═══ Dataset entries

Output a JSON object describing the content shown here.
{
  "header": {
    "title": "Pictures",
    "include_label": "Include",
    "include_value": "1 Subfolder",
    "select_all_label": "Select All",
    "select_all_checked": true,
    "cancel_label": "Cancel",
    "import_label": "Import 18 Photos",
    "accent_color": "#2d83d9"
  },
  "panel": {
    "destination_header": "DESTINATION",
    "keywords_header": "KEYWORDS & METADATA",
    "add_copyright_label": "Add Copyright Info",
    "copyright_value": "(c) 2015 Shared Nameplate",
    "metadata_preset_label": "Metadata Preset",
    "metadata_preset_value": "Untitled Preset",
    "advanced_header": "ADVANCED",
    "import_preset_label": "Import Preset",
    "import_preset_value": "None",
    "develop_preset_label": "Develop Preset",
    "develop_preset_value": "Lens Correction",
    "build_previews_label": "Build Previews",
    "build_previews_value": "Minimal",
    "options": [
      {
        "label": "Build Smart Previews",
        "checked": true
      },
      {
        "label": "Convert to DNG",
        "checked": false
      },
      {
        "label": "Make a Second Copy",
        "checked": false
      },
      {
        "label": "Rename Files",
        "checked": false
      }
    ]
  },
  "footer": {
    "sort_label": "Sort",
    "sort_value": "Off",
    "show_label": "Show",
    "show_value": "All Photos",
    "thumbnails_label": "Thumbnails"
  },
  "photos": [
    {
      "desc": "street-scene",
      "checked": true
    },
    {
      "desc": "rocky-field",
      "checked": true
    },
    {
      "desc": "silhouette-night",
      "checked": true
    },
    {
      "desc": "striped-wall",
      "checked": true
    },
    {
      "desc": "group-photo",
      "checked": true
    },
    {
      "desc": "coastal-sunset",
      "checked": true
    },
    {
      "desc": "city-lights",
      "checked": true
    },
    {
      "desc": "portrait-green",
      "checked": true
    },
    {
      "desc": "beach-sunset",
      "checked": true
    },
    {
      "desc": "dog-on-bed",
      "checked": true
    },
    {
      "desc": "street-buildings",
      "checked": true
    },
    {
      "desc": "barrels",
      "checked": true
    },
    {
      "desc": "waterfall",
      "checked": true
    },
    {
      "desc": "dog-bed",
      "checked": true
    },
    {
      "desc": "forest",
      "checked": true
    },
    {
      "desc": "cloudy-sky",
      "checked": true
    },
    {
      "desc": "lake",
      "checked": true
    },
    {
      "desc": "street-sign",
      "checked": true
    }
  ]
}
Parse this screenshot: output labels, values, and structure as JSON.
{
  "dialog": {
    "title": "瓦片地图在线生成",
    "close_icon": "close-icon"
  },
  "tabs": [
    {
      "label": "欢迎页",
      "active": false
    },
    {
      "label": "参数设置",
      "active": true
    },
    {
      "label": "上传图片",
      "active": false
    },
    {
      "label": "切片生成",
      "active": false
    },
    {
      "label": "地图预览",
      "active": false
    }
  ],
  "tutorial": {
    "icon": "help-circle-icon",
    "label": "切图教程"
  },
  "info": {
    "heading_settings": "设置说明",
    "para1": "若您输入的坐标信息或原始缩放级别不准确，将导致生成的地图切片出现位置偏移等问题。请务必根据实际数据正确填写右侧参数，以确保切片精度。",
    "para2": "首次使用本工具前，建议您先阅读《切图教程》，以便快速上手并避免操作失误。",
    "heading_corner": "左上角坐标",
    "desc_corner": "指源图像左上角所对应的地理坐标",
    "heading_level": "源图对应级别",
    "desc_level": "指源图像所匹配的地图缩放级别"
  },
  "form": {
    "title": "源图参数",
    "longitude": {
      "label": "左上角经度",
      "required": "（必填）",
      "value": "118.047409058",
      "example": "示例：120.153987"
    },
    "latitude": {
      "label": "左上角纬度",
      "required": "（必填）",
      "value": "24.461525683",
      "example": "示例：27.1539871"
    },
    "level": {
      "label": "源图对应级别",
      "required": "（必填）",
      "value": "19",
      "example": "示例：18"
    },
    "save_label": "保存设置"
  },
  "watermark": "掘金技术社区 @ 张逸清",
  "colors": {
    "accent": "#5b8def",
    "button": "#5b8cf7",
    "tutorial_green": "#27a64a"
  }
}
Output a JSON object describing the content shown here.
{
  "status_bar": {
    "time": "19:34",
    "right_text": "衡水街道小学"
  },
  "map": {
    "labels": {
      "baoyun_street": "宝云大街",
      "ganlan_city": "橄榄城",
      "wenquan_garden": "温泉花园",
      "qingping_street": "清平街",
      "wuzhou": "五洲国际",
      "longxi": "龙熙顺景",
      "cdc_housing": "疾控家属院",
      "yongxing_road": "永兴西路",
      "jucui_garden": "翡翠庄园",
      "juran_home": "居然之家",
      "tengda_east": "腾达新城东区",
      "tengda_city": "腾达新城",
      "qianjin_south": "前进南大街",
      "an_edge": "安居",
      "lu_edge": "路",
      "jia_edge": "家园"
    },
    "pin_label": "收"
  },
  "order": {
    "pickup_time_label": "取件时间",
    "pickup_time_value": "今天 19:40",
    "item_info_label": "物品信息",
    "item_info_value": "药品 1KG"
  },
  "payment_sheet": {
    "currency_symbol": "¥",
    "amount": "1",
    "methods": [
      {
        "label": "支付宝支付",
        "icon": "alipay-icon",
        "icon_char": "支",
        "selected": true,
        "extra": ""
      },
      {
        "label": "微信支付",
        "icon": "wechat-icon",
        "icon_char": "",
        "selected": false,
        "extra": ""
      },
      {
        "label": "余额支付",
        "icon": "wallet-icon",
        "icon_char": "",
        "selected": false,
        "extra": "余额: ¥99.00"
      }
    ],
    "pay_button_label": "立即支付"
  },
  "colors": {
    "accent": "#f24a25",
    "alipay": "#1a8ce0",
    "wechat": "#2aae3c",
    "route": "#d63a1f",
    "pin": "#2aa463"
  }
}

══════

What you are asked to do: Once more, set down the full listing, verbatim.

Correct output:
Output a JSON object describing the content shown here.
{
  "header": {
    "title": "Pictures",
    "include_label": "Include",
    "include_value": "1 Subfolder",
    "select_all_label": "Select All",
    "select_all_checked": true,
    "cancel_label": "Cancel",
    "import_label": "Import 18 Photos",
    "accent_color": "#2d83d9"
  },
  "panel": {
    "destination_header": "DESTINATION",
    "keywords_header": "KEYWORDS & METADATA",
    "add_copyright_label": "Add Copyright Info",
    "copyright_value": "(c) 2015 Shared Nameplate",
    "metadata_preset_label": "Metadata Preset",
    "metadata_preset_value": "Untitled Preset",
    "advanced_header": "ADVANCED",
    "import_preset_label": "Import Preset",
    "import_preset_value": "None",
    "develop_preset_label": "Develop Preset",
    "develop_preset_value": "Lens Correction",
    "build_previews_label": "Build Previews",
    "build_previews_value": "Minimal",
    "options": [
      {
        "label": "Build Smart Previews",
        "checked": true
      },
      {
        "label": "Convert to DNG",
        "checked": false
      },
      {
        "label": "Make a Second Copy",
        "checked": false
      },
      {
        "label": "Rename Files",
        "checked": false
      }
    ]
  },
  "footer": {
    "sort_label": "Sort",
    "sort_value": "Off",
    "show_label": "Show",
    "show_value": "All Photos",
    "thumbnails_label": "Thumbnails"
  },
  "photos": [
    {
      "desc": "street-scene",
      "checked": true
    },
    {
      "desc": "rocky-field",
      "checked": true
    },
    {
      "desc": "silhouette-night",
      "checked": true
    },
    {
      "desc": "striped-wall",
      "checked": true
    },
    {
      "desc": "group-photo",
      "checked": true
    },
    {
      "desc": "coastal-sunset",
      "checked": true
    },
    {
      "desc": "city-lights",
      "checked": true
    },
    {
      "desc": "portrait-green",
      "checked": true
    },
    {
      "desc": "beach-sunset",
      "checked": true
    },
    {
      "desc": "dog-on-bed",
      "checked": true
    },
    {
      "desc": "street-buildings",
      "checked": true
    },
    {
      "desc": "barrels",
      "checked": true
    },
    {
      "desc": "waterfall",
      "checked": true
    },
    {
      "desc": "dog-bed",
      "checked": true
    },
    {
      "desc": "forest",
      "checked": true
    },
    {
      "desc": "cloudy-sky",
      "checked": true
    },
    {
      "desc": "lake",
      "checked": true
    },
    {
      "desc": "street-sign",
      "checked": true
    }
  ]
}
Parse this screenshot: output labels, values, and structure as JSON.
{
  "dialog": {
    "title": "瓦片地图在线生成",
    "close_icon": "close-icon"
  },
  "tabs": [
    {
      "label": "欢迎页",
      "active": false
    },
    {
      "label": "参数设置",
      "active": true
    },
    {
      "label": "上传图片",
      "active": false
    },
    {
      "label": "切片生成",
      "active": false
    },
    {
      "label": "地图预览",
      "active": false
    }
  ],
  "tutorial": {
    "icon": "help-circle-icon",
    "label": "切图教程"
  },
  "info": {
    "heading_settings": "设置说明",
    "para1": "若您输入的坐标信息或原始缩放级别不准确，将导致生成的地图切片出现位置偏移等问题。请务必根据实际数据正确填写右侧参数，以确保切片精度。",
    "para2": "首次使用本工具前，建议您先阅读《切图教程》，以便快速上手并避免操作失误。",
    "heading_corner": "左上角坐标",
    "desc_corner": "指源图像左上角所对应的地理坐标",
    "heading_level": "源图对应级别",
    "desc_level": "指源图像所匹配的地图缩放级别"
  },
  "form": {
    "title": "源图参数",
    "longitude": {
      "label": "左上角经度",
      "required": "（必填）",
      "value": "118.047409058",
      "example": "示例：120.153987"
    },
    "latitude": {
      "label": "左上角纬度",
      "required": "（必填）",
      "value": "24.461525683",
      "example": "示例：27.1539871"
    },
    "level": {
      "label": "源图对应级别",
      "required": "（必填）",
      "value": "19",
      "example": "示例：18"
    },
    "save_label": "保存设置"
  },
  "watermark": "掘金技术社区 @ 张逸清",
  "colors": {
    "accent": "#5b8def",
    "button": "#5b8cf7",
    "tutorial_green": "#27a64a"
  }
}
Output a JSON object describing the content shown here.
{
  "status_bar": {
    "time": "19:34",
    "right_text": "衡水街道小学"
  },
  "map": {
    "labels": {
      "baoyun_street": "宝云大街",
      "ganlan_city": "橄榄城",
      "wenquan_garden": "温泉花园",
      "qingping_street": "清平街",
      "wuzhou": "五洲国际",
      "longxi": "龙熙顺景",
      "cdc_housing": "疾控家属院",
      "yongxing_road": "永兴西路",
      "jucui_garden": "翡翠庄园",
      "juran_home": "居然之家",
      "tengda_east": "腾达新城东区",
      "tengda_city": "腾达新城",
      "qianjin_south": "前进南大街",
      "an_edge": "安居",
      "lu_edge": "路",
      "jia_edge": "家园"
    },
    "pin_label": "收"
  },
  "order": {
    "pickup_time_label": "取件时间",
    "pickup_time_value": "今天 19:40",
    "item_info_label": "物品信息",
    "item_info_value": "药品 1KG"
  },
  "payment_sheet": {
    "currency_symbol": "¥",
    "amount": "1",
    "methods": [
      {
        "label": "支付宝支付",
        "icon": "alipay-icon",
        "icon_char": "支",
        "selected": true,
        "extra": ""
      },
      {
        "label": "微信支付",
        "icon": "wechat-icon",
        "icon_char": "",
        "selected": false,
        "extra": ""
      },
      {
        "label": "余额支付",
        "icon": "wallet-icon",
        "icon_char": "",
        "selected": false,
        "extra": "余额: ¥99.00"
      }
    ],
    "pay_button_label": "立即支付"
  },
  "colors": {
    "accent": "#f24a25",
    "alipay": "#1a8ce0",
    "wechat": "#2aae3c",
    "route": "#d63a1f",
    "pin": "#2aa463"
  }
}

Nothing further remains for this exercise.